**Source excerpt**:
● ● ● ● ●
The Q&Q team reached out to reviewers, editors, authors, booksellers, and others in the publishing industry from across the country to find out which 2025 titles they’re still thinking about as the year draws to a close. We asked them for a favourite title, one that is particularly relevant to our times or has had great resonance in their community, or a title that they thought had not received the attention it deserves. 

 

Allan Cho, co-founder and director of LiterASIAN Writers Festival, executive director of the Asian Canadian Writers’ Workshop (ACWW), academic librarian, writer, and editor, Vancouver

The Riveter
Jack Wang
House of Anansi Press

Jack Wang’s The Riveter unfolds as a haunting wartime epic destined for the Canadian canon. Josiah Chang yearns for Poppy Miller, yet discriminatory laws forbid their marriage. Choosing to prove his loyalty in war to a nation that denies him citizenship, Josiah stakes everything on service. From Fort Benning to Europe’s devastated front lines, Josiah’s path to liberation becomes an odyssey of duty, desire, and the profound price of belonging.

 

Stephen Davidson, bookseller and co-owner of The Spaniel’s Tale Bookstore, Ottawa

The Witch of Willow Sound 
Vanessa F. Penney
ECW Press

The Witch of Willow Sound is inspired by real witch lore and traditions of Eastern Canada. Our tough and strong-willed protagonist, Fade, is drawn back to a place that remembers her more than she expects, uncovering secrets that blur memory and myth. Perfect for anyone craving a haunting, emotional escape you can really sink into. It’s no surprise that it was chosen for The Booksellers’ List this past fall.

 

Shazia Hafiz Ramji, writer and reviewer, Toronto and London, U.K.

You Will Not Kill Our Imagination: A Memoir of Palestine and Writing in Dark Times
Saeed Teebi
Scribner Canada/Simon & Schuster

You Will Not Kill Our Imagination: A Memoir of Palestine and Writing in Dark Times by Saeed Teebi is an astonishingly astute and generous memoir. Teebi dives into his personal and family histories to story the intergenerational impact of displacement and genocide, weaving in necessary debates on freedom, the limits of witnessing, and censorship, with a sense of honesty and clear-sightedness that is unflinching and unparalleled. A very good book.
● ● ● ● ●
**Task brief**:
Carry on with the Q&Q roundup of favorite 2025 titles above, writing onward from its last sentence.
● ● ● ● ●
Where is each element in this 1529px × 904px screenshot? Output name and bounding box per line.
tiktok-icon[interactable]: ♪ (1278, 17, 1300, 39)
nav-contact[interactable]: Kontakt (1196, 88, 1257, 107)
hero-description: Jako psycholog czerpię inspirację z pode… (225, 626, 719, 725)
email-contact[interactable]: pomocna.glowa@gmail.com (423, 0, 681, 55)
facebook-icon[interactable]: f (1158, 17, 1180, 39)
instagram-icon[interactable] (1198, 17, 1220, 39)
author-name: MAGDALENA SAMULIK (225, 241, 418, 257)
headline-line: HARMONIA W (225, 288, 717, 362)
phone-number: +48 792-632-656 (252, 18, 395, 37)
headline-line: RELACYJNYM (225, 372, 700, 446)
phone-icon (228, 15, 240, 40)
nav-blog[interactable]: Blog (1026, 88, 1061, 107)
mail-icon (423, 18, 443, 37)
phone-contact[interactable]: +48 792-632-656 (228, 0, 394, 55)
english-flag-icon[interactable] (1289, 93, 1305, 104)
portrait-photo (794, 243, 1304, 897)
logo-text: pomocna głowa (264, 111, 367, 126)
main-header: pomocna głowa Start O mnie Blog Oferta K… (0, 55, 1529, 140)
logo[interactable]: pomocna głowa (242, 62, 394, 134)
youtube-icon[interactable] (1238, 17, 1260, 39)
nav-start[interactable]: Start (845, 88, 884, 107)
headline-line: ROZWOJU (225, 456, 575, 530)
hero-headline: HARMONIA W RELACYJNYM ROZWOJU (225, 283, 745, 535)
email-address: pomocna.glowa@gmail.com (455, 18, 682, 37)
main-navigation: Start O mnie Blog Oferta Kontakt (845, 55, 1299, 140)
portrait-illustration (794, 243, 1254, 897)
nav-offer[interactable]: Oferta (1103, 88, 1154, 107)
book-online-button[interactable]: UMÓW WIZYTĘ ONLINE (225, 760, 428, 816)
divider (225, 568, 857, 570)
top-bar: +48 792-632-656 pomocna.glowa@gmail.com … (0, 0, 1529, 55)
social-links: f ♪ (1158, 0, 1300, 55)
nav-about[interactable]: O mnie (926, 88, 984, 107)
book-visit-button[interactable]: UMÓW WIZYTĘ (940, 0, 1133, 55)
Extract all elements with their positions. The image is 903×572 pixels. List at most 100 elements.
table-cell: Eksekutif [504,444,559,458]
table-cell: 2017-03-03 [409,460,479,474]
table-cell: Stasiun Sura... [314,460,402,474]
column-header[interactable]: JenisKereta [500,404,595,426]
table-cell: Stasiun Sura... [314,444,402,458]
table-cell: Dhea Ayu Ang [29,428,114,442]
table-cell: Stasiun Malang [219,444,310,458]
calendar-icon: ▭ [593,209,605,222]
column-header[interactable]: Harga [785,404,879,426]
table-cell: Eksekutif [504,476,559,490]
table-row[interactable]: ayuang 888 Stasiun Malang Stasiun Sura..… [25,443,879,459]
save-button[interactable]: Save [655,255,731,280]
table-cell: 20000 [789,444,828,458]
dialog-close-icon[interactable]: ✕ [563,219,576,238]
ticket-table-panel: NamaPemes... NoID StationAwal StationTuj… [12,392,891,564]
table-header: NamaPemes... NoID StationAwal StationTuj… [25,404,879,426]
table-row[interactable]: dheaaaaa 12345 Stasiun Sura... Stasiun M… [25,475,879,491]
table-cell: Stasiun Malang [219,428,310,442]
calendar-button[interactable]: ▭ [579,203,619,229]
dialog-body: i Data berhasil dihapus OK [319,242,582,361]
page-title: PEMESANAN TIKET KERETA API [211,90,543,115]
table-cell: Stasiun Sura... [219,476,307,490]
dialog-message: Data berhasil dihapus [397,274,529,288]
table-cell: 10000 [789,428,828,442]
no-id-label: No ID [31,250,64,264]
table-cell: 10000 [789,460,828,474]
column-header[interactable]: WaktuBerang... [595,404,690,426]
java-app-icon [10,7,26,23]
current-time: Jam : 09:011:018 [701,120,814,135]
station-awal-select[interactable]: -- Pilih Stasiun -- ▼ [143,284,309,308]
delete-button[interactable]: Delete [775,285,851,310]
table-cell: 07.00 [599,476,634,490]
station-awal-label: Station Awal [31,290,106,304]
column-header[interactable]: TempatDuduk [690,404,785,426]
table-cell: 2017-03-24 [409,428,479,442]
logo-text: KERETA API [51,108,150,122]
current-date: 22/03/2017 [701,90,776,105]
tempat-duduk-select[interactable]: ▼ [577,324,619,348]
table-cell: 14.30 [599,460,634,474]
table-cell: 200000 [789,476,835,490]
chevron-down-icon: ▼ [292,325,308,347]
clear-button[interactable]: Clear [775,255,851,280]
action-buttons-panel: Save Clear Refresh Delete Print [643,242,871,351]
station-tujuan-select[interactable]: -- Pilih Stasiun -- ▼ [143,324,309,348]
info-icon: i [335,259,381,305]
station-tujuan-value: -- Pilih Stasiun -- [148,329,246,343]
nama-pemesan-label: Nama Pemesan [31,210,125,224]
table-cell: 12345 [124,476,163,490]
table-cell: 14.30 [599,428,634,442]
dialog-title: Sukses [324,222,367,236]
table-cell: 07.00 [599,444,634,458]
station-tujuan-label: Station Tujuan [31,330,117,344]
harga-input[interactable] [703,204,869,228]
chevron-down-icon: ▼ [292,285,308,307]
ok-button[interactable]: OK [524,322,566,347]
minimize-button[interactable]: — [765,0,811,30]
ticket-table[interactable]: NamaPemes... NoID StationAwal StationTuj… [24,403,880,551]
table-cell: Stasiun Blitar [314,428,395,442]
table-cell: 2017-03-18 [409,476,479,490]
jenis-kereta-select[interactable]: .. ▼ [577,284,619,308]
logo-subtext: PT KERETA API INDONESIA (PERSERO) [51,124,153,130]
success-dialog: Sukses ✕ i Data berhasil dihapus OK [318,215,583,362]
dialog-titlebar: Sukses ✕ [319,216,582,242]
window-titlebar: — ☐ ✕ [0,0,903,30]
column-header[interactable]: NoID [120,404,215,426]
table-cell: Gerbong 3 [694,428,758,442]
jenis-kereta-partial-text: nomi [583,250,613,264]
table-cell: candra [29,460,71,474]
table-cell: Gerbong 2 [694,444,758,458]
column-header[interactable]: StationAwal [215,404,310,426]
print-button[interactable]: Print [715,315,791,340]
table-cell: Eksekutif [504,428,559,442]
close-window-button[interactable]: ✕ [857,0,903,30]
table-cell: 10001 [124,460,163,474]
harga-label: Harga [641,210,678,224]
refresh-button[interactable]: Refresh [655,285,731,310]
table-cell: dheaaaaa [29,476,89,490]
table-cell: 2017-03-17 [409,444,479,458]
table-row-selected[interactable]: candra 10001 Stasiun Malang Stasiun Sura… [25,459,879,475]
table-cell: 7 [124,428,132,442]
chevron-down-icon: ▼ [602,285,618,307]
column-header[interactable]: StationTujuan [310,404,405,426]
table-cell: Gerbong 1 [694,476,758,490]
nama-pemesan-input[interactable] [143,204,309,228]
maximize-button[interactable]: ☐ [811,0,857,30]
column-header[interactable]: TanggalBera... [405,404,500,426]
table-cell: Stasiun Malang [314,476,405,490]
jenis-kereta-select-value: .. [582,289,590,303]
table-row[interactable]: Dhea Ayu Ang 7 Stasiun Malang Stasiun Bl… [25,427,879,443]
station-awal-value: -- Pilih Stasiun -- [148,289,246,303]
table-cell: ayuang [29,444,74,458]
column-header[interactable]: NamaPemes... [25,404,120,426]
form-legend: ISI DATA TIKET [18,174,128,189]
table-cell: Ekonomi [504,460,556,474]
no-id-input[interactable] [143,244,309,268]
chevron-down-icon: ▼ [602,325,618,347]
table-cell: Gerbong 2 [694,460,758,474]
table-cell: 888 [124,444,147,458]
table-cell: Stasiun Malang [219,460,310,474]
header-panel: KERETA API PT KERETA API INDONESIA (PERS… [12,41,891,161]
● ● ● ● ●
**Exercise answer**:
Marjorie Poor, editor of Prairie books NOW, Winnipeg

Abode
Jun-long Lee
Athabasca University Press
The interconnected poems in Jun-long Lee’s striking debut collection, Abode, explore the challenge of feeling at home – culturally and spiritually, in the body, and perhaps most poignantly, in language – in fresh and sometimes freaky ways. From organic (forest, caves, the sea) to architectural (doors, rooms, the cathedral) to in-between “haunted structures” like the grave, images and lines move associatively, led by sound to playful and hallucinatory effect, reflecting and evoking discomfort.

 

Anjula Gogia and Saul Freedman-Lawson, booksellers, Another Story Bookshop, Toronto

A Mouth Full of Salt
Reem Gaafar
Invisible Publishing

Reem Gaafar’s debut novel follows three Sudanese women and their families through personal and national upheaval, offering an intimate view of a complex history. The story is precise and masterful, shaped by tragedy but a true pleasure to read. A Mouth Full of Salt is as absorbing and disorienting as any of the best literary fiction.

Gendertrash From Hell: The First Print Collection of the Zine That Changed Everything
Mirha-Soleil Ross, ed.
LittlePuss Press

Thirty years after its first publication, Gendertrash From Hell continues to bring people together in powerful, unexpected ways. In 1993, Mirha-Soleil Ross and Xanthra Phillippa MacKay began publishing the Gendertrash zine as a voice for trans people who could not or did not want to assimilate: sex workers, prisoners, and other outlaws. It’s been a pleasure to join international trans and queer readers in celebrating a collection that remains as true, beautiful, and relevant as ever.

 

Robert J. Wiersema, author and reviewer, Victoria

Rufous and Calliope
Sarah Louise Butler
Douglas & McIntyre

At once a hallucinatory odyssey through the vanishing wilderness of interior British Columbia, a harrowing account of varying stages (and types) of loss, and a wondrous dreamscape of time blurring into a seeming perpetual present, Rufous and Calliope has stuck with me in a way that, unfortunately, too few books manage. A treasure.

 

Ellen Kartz, executive director of LitFest, Edmonton

Dark Chapters: Reading the Still Lives of David Garneau
Arin Fay and David Garneau; Nic Wilson, ed.
University of Regina Press

Dark Chapters: Reading the Still Lives of David Garneau raises the concept of an anthology to a new level. This ekphrastic collection lines up notable Canadian authors penning work in response to the visual art of Governor General’s Award–winning artist David Garneau. Complex and nuanced, this anthology lives at the heart of Garneau’s work, at the confluence of visual art and literature. Dark Chapters includes contributions from Billy-Ray Belcourt, Cecily Nicholson, Fred Wah, Jesse Wente, Larissa Lai, Lillian Allen, Paul Seesequasis, Peter Morin, Rita Bouvier, Susan Musgrave, Trevor Herriot, and others.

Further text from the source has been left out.